**WHAT YOU WILL DO:**
Return all of the entries exactly as written.

-- START DATASET EXCERPTS --

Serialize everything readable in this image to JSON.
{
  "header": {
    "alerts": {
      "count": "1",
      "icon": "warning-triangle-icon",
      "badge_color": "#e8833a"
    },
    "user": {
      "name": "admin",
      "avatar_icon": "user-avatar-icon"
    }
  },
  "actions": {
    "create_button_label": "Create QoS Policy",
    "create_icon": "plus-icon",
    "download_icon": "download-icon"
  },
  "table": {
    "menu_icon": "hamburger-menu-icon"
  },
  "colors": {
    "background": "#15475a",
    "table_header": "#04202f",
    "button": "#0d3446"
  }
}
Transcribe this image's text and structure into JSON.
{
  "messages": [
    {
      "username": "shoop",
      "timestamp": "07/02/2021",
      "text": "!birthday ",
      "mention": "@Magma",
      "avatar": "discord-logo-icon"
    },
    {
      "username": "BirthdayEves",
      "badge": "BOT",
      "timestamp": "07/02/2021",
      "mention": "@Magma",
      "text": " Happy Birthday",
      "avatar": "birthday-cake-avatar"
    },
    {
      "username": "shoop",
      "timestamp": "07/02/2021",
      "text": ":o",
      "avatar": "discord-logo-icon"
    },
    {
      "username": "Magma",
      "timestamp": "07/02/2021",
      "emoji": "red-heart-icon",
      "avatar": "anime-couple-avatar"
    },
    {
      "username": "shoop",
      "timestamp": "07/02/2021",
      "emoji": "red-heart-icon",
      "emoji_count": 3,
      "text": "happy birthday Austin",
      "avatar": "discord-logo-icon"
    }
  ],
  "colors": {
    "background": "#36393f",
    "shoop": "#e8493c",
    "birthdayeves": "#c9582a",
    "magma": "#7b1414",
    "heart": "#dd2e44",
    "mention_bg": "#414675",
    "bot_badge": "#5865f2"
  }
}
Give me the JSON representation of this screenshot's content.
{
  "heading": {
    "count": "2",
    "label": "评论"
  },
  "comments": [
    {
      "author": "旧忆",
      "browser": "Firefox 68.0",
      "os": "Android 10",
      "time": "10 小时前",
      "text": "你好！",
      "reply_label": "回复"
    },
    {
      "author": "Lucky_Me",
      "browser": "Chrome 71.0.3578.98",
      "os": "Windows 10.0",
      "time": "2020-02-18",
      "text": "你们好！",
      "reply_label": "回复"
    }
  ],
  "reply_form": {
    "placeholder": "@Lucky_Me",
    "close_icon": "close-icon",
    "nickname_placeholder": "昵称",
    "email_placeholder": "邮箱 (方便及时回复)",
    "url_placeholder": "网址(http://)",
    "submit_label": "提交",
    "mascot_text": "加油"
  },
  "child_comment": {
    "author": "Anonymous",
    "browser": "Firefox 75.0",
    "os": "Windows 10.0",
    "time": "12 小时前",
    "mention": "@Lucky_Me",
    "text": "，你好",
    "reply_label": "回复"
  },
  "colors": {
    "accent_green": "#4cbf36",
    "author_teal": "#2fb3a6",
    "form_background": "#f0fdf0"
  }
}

-- END DATASET EXCERPTS --

**THE SOLUTION:**
Serialize everything readable in this image to JSON.
{
  "header": {
    "alerts": {
      "count": "1",
      "icon": "warning-triangle-icon",
      "badge_color": "#e8833a"
    },
    "user": {
      "name": "admin",
      "avatar_icon": "user-avatar-icon"
    }
  },
  "actions": {
    "create_button_label": "Create QoS Policy",
    "create_icon": "plus-icon",
    "download_icon": "download-icon"
  },
  "table": {
    "menu_icon": "hamburger-menu-icon"
  },
  "colors": {
    "background": "#15475a",
    "table_header": "#04202f",
    "button": "#0d3446"
  }
}
Transcribe this image's text and structure into JSON.
{
  "messages": [
    {
      "username": "shoop",
      "timestamp": "07/02/2021",
      "text": "!birthday ",
      "mention": "@Magma",
      "avatar": "discord-logo-icon"
    },
    {
      "username": "BirthdayEves",
      "badge": "BOT",
      "timestamp": "07/02/2021",
      "mention": "@Magma",
      "text": " Happy Birthday",
      "avatar": "birthday-cake-avatar"
    },
    {
      "username": "shoop",
      "timestamp": "07/02/2021",
      "text": ":o",
      "avatar": "discord-logo-icon"
    },
    {
      "username": "Magma",
      "timestamp": "07/02/2021",
      "emoji": "red-heart-icon",
      "avatar": "anime-couple-avatar"
    },
    {
      "username": "shoop",
      "timestamp": "07/02/2021",
      "emoji": "red-heart-icon",
      "emoji_count": 3,
      "text": "happy birthday Austin",
      "avatar": "discord-logo-icon"
    }
  ],
  "colors": {
    "background": "#36393f",
    "shoop": "#e8493c",
    "birthdayeves": "#c9582a",
    "magma": "#7b1414",
    "heart": "#dd2e44",
    "mention_bg": "#414675",
    "bot_badge": "#5865f2"
  }
}
Give me the JSON representation of this screenshot's content.
{
  "heading": {
    "count": "2",
    "label": "评论"
  },
  "comments": [
    {
      "author": "旧忆",
      "browser": "Firefox 68.0",
      "os": "Android 10",
      "time": "10 小时前",
      "text": "你好！",
      "reply_label": "回复"
    },
    {
      "author": "Lucky_Me",
      "browser": "Chrome 71.0.3578.98",
      "os": "Windows 10.0",
      "time": "2020-02-18",
      "text": "你们好！",
      "reply_label": "回复"
    }
  ],
  "reply_form": {
    "placeholder": "@Lucky_Me",
    "close_icon": "close-icon",
    "nickname_placeholder": "昵称",
    "email_placeholder": "邮箱 (方便及时回复)",
    "url_placeholder": "网址(http://)",
    "submit_label": "提交",
    "mascot_text": "加油"
  },
  "child_comment": {
    "author": "Anonymous",
    "browser": "Firefox 75.0",
    "os": "Windows 10.0",
    "time": "12 小时前",
    "mention": "@Lucky_Me",
    "text": "，你好",
    "reply_label": "回复"
  },
  "colors": {
    "accent_green": "#4cbf36",
    "author_teal": "#2fb3a6",
    "form_background": "#f0fdf0"
  }
}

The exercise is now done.